_Exercise requirements_
Reproduce the following excerpt on image-model prompt testing in full, word for word.

I then ran the same prompt with another image model, Seedream-5-lite, to compare it. This model was better at placing the flyer naturally on the ground. However, the text was heavily distorted. Most words were incorrect and characters were bleeding into each other. My assumption is that this is because the flyer is not straight, unlike the front-facing version produced by Nano Banana 2. I did not test a straight-on version with Seedream-5-lite, so this remains an assumption.

Prompt 2: Bus Stop Poster
Prompt
Prompt 2
Scene
Create an ultra realistic photograph of a modern Dutch bus stop with a glass shelter and a large vertical advertising panel in the style of a JCDecaux street poster.
Environment:
- Typical Dutch urban setting
- Clean pavement
- Subtle bicycle lane markings nearby
- Minimal modern architecture in the background
- Soft golden hour light with long shadows
- Slightly cinematic but realistic
Poster Design Style (hugomelis.nl)
The advertising panel must contain a professionally designed poster inspired by the visual identity of hugomelis.nl:
- Minimalist layout
- Generous white space
- Clean grid structure
- Modern sans-serif typography similar to Geist
- Black or very dark gray text on white background
- No stock imagery
- Editorial, thoughtful aesthetic
The first sentence must be a large, bold headline at the top of the poster. The remaining text must appear below it as well-structured body copy.
Text Fidelity Requirements
Text must be rendered exactly as written below. Do not summarize, rewrite, shorten, or paraphrase. Preserve exact spelling, punctuation, capitalization, and paragraph structure. The text must be sharp, fully legible, and correctly spaced.
Exact Poster Text
My bot can order groceries now, we need that right?
I saw Mark post a message on X that he made a skill for OpenClaw that made it able to start ordering groceries from Albert Heijn in the Netherlands. I was immediately intrigued by this, as it needs to be done each week and is a huge cognitive load. Ordering groceries is the thing I loathe most, except maybe for having to go to the actual store.

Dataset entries
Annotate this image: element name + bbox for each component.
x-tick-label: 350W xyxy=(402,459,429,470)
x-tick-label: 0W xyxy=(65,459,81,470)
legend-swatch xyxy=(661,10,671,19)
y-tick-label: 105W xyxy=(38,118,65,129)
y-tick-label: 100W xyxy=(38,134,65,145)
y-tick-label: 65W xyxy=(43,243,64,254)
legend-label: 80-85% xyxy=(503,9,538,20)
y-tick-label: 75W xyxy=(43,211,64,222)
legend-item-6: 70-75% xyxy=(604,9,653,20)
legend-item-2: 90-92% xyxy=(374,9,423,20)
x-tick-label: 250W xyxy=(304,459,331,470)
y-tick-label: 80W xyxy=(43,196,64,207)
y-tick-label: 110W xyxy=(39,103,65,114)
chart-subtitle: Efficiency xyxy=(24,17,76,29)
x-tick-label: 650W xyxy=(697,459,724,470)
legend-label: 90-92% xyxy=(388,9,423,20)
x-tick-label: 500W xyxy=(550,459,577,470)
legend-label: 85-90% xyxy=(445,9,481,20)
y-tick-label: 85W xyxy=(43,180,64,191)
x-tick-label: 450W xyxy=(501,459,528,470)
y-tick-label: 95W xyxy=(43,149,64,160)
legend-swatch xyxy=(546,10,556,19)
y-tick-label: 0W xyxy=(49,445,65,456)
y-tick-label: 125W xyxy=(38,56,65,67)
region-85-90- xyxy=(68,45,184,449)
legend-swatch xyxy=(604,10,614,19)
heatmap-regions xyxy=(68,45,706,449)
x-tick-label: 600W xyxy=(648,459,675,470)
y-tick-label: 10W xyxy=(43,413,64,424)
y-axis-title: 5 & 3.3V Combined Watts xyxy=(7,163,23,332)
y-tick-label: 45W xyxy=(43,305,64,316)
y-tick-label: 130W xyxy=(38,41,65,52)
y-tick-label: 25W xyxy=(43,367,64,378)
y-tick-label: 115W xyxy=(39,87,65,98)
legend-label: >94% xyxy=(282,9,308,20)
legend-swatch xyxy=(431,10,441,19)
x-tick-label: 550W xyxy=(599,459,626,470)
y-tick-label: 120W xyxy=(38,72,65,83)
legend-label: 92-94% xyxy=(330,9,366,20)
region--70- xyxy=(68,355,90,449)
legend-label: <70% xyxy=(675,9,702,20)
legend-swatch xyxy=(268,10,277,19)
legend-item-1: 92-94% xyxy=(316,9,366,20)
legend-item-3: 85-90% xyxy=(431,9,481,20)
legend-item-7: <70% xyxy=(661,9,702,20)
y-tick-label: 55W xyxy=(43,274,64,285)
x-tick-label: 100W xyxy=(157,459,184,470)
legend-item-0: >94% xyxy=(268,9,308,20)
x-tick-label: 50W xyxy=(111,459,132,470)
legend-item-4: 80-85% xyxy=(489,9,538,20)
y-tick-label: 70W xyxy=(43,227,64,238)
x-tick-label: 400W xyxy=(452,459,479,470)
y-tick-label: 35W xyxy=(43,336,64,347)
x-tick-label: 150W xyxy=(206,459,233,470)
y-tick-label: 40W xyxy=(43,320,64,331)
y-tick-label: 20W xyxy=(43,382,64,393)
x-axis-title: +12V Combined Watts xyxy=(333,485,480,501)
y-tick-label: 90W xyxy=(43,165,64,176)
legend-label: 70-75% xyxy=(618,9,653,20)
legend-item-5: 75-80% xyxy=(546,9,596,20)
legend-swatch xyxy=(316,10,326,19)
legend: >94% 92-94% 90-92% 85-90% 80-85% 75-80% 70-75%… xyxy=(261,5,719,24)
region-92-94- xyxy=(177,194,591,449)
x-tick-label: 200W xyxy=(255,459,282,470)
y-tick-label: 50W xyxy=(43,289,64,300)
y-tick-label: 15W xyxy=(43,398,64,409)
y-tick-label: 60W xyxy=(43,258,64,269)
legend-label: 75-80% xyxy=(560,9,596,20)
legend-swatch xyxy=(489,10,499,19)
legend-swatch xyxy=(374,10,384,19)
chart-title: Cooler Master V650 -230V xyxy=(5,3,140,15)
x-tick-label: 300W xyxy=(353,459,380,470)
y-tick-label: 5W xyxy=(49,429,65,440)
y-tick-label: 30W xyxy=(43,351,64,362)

_Task result_
I then ran the same prompt with another image model, Seedream-5-lite, to compare it. This model was better at placing the flyer naturally on the ground. However, the text was heavily distorted. Most words were incorrect and characters were bleeding into each other. My assumption is that this is because the flyer is not straight, unlike the front-facing version produced by Nano Banana 2. I did not test a straight-on version with Seedream-5-lite, so this remains an assumption.

Prompt 2: Bus Stop Poster
Prompt
Prompt 2
Scene
Create an ultra realistic photograph of a modern Dutch bus stop with a glass shelter and a large vertical advertising panel in the style of a JCDecaux street poster.
Environment:
- Typical Dutch urban setting
- Clean pavement
- Subtle bicycle lane markings nearby
- Minimal modern architecture in the background
- Soft golden hour light with long shadows
- Slightly cinematic but realistic
Poster Design Style (hugomelis.nl)
The advertising panel must contain a professionally designed poster inspired by the visual identity of hugomelis.nl:
- Minimalist layout
- Generous white space
- Clean grid structure
- Modern sans-serif typography similar to Geist
- Black or very dark gray text on white background
- No stock imagery
- Editorial, thoughtful aesthetic
The first sentence must be a large, bold headline at the top of the poster. The remaining text must appear below it as well-structured body copy.
Text Fidelity Requirements
Text must be rendered exactly as written below. Do not summarize, rewrite, shorten, or paraphrase. Preserve exact spelling, punctuation, capitalization, and paragraph structure. The text must be sharp, fully legible, and correctly spaced.
Exact Poster Text
My bot can order groceries now, we need that right?
I saw Mark post a message on X that he made a skill for OpenClaw that made it able to start ordering groceries from Albert Heijn in the Netherlands. I was immediately intrigued by this, as it needs to be done each week and is a huge cognitive load. Ordering groceries is the thing I loathe most, except maybe for having to go to the actual store.